### Problem to solve:
Would you return the complete listing below word for word?

%%

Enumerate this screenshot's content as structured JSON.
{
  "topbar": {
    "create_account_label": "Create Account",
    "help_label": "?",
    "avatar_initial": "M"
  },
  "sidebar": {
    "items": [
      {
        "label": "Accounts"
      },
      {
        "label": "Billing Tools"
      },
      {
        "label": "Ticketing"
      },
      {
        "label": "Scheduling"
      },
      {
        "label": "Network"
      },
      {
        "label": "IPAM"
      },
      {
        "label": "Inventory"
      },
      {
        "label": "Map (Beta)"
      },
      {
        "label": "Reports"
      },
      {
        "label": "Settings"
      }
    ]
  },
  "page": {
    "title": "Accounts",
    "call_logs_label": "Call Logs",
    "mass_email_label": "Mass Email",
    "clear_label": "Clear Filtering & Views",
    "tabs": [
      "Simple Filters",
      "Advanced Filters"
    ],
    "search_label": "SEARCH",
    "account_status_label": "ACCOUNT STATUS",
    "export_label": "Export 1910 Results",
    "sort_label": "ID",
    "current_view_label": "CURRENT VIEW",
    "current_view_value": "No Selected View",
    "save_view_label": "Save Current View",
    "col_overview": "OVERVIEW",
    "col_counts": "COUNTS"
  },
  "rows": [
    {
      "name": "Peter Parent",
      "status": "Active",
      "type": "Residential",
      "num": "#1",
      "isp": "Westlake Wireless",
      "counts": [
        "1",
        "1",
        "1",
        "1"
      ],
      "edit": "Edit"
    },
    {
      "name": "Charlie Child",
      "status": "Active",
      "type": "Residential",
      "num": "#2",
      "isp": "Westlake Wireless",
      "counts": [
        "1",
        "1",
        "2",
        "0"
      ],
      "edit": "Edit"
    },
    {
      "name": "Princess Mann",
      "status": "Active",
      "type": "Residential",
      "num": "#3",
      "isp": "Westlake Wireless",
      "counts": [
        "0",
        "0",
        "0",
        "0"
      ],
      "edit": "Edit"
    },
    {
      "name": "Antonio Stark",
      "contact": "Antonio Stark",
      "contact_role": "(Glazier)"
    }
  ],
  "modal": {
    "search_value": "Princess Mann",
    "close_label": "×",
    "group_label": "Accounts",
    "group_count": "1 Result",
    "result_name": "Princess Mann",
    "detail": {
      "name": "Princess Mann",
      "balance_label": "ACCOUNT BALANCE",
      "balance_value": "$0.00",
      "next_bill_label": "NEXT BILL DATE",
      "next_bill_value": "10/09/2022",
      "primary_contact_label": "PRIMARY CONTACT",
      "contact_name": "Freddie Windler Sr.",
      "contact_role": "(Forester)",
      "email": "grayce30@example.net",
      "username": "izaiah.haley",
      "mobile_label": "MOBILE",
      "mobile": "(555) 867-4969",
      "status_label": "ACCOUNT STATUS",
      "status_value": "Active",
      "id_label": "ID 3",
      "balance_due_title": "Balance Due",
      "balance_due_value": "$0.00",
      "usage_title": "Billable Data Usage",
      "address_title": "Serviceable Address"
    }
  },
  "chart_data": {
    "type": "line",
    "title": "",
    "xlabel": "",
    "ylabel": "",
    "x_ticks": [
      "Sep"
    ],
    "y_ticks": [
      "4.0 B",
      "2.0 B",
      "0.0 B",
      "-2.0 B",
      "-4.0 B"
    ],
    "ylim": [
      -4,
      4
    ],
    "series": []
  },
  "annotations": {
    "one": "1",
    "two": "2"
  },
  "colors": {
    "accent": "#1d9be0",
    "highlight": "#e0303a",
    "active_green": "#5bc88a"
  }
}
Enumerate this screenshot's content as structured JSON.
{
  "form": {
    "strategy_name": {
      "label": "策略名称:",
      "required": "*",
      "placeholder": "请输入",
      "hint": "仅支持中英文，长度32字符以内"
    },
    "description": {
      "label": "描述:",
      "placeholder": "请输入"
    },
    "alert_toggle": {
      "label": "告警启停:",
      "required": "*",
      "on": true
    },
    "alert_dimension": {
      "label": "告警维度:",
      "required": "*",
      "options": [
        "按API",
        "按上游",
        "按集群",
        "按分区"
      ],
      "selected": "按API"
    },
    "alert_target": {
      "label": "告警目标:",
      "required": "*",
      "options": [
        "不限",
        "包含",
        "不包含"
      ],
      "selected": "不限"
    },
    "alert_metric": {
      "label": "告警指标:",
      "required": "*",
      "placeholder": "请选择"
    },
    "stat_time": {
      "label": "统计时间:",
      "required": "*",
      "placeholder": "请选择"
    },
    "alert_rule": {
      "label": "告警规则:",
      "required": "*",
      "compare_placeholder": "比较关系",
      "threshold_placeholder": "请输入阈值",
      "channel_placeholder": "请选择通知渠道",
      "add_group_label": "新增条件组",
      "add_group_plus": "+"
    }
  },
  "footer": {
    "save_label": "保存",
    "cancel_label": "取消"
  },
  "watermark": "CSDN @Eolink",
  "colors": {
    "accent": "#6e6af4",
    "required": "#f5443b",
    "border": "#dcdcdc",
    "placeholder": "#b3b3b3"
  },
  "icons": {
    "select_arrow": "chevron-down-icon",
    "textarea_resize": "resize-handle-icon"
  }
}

%%

### Answer to this problem:
Enumerate this screenshot's content as structured JSON.
{
  "topbar": {
    "create_account_label": "Create Account",
    "help_label": "?",
    "avatar_initial": "M"
  },
  "sidebar": {
    "items": [
      {
        "label": "Accounts"
      },
      {
        "label": "Billing Tools"
      },
      {
        "label": "Ticketing"
      },
      {
        "label": "Scheduling"
      },
      {
        "label": "Network"
      },
      {
        "label": "IPAM"
      },
      {
        "label": "Inventory"
      },
      {
        "label": "Map (Beta)"
      },
      {
        "label": "Reports"
      },
      {
        "label": "Settings"
      }
    ]
  },
  "page": {
    "title": "Accounts",
    "call_logs_label": "Call Logs",
    "mass_email_label": "Mass Email",
    "clear_label": "Clear Filtering & Views",
    "tabs": [
      "Simple Filters",
      "Advanced Filters"
    ],
    "search_label": "SEARCH",
    "account_status_label": "ACCOUNT STATUS",
    "export_label": "Export 1910 Results",
    "sort_label": "ID",
    "current_view_label": "CURRENT VIEW",
    "current_view_value": "No Selected View",
    "save_view_label": "Save Current View",
    "col_overview": "OVERVIEW",
    "col_counts": "COUNTS"
  },
  "rows": [
    {
      "name": "Peter Parent",
      "status": "Active",
      "type": "Residential",
      "num": "#1",
      "isp": "Westlake Wireless",
      "counts": [
        "1",
        "1",
        "1",
        "1"
      ],
      "edit": "Edit"
    },
    {
      "name": "Charlie Child",
      "status": "Active",
      "type": "Residential",
      "num": "#2",
      "isp": "Westlake Wireless",
      "counts": [
        "1",
        "1",
        "2",
        "0"
      ],
      "edit": "Edit"
    },
    {
      "name": "Princess Mann",
      "status": "Active",
      "type": "Residential",
      "num": "#3",
      "isp": "Westlake Wireless",
      "counts": [
        "0",
        "0",
        "0",
        "0"
      ],
      "edit": "Edit"
    },
    {
      "name": "Antonio Stark",
      "contact": "Antonio Stark",
      "contact_role": "(Glazier)"
    }
  ],
  "modal": {
    "search_value": "Princess Mann",
    "close_label": "×",
    "group_label": "Accounts",
    "group_count": "1 Result",
    "result_name": "Princess Mann",
    "detail": {
      "name": "Princess Mann",
      "balance_label": "ACCOUNT BALANCE",
      "balance_value": "$0.00",
      "next_bill_label": "NEXT BILL DATE",
      "next_bill_value": "10/09/2022",
      "primary_contact_label": "PRIMARY CONTACT",
      "contact_name": "Freddie Windler Sr.",
      "contact_role": "(Forester)",
      "email": "grayce30@example.net",
      "username": "izaiah.haley",
      "mobile_label": "MOBILE",
      "mobile": "(555) 867-4969",
      "status_label": "ACCOUNT STATUS",
      "status_value": "Active",
      "id_label": "ID 3",
      "balance_due_title": "Balance Due",
      "balance_due_value": "$0.00",
      "usage_title": "Billable Data Usage",
      "address_title": "Serviceable Address"
    }
  },
  "chart_data": {
    "type": "line",
    "title": "",
    "xlabel": "",
    "ylabel": "",
    "x_ticks": [
      "Sep"
    ],
    "y_ticks": [
      "4.0 B",
      "2.0 B",
      "0.0 B",
      "-2.0 B",
      "-4.0 B"
    ],
    "ylim": [
      -4,
      4
    ],
    "series": []
  },
  "annotations": {
    "one": "1",
    "two": "2"
  },
  "colors": {
    "accent": "#1d9be0",
    "highlight": "#e0303a",
    "active_green": "#5bc88a"
  }
}
Enumerate this screenshot's content as structured JSON.
{
  "form": {
    "strategy_name": {
      "label": "策略名称:",
      "required": "*",
      "placeholder": "请输入",
      "hint": "仅支持中英文，长度32字符以内"
    },
    "description": {
      "label": "描述:",
      "placeholder": "请输入"
    },
    "alert_toggle": {
      "label": "告警启停:",
      "required": "*",
      "on": true
    },
    "alert_dimension": {
      "label": "告警维度:",
      "required": "*",
      "options": [
        "按API",
        "按上游",
        "按集群",
        "按分区"
      ],
      "selected": "按API"
    },
    "alert_target": {
      "label": "告警目标:",
      "required": "*",
      "options": [
        "不限",
        "包含",
        "不包含"
      ],
      "selected": "不限"
    },
    "alert_metric": {
      "label": "告警指标:",
      "required": "*",
      "placeholder": "请选择"
    },
    "stat_time": {
      "label": "统计时间:",
      "required": "*",
      "placeholder": "请选择"
    },
    "alert_rule": {
      "label": "告警规则:",
      "required": "*",
      "compare_placeholder": "比较关系",
      "threshold_placeholder": "请输入阈值",
      "channel_placeholder": "请选择通知渠道",
      "add_group_label": "新增条件组",
      "add_group_plus": "+"
    }
  },
  "footer": {
    "save_label": "保存",
    "cancel_label": "取消"
  },
  "watermark": "CSDN @Eolink",
  "colors": {
    "accent": "#6e6af4",
    "required": "#f5443b",
    "border": "#dcdcdc",
    "placeholder": "#b3b3b3"
  },
  "icons": {
    "select_arrow": "chevron-down-icon",
    "textarea_resize": "resize-handle-icon"
  }
}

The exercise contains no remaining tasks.